• Problem details: Search the data for the string "Assay" and gather each line it is in.

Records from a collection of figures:
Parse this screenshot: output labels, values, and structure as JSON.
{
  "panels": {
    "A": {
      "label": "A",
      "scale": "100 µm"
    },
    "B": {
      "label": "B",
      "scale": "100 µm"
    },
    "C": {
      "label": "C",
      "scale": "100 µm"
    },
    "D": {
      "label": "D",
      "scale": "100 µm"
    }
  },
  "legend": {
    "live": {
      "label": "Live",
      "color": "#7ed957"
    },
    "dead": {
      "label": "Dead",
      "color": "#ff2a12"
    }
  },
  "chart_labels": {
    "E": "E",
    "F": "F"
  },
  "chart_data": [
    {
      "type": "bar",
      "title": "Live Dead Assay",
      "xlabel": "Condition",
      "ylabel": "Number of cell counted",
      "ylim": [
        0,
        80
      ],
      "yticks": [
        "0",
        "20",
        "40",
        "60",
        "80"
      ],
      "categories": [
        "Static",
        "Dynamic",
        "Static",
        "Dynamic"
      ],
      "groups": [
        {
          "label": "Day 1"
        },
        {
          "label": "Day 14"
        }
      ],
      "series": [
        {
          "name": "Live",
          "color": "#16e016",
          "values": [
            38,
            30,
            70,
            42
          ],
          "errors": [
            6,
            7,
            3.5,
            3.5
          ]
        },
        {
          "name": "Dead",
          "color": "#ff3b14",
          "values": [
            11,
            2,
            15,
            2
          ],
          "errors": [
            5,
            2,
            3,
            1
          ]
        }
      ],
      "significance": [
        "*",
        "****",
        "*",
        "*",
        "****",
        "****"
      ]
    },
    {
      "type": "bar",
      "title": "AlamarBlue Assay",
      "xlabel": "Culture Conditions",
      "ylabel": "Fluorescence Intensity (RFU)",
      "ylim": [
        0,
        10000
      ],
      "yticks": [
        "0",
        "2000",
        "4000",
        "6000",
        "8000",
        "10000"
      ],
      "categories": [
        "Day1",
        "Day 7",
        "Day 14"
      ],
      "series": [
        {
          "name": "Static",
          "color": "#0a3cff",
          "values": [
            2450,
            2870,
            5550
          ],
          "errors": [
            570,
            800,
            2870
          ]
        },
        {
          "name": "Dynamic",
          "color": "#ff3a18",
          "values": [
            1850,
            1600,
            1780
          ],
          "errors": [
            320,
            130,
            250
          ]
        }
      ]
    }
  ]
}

• Solution below:
      "title": "Live Dead Assay",
      "title": "AlamarBlue Assay",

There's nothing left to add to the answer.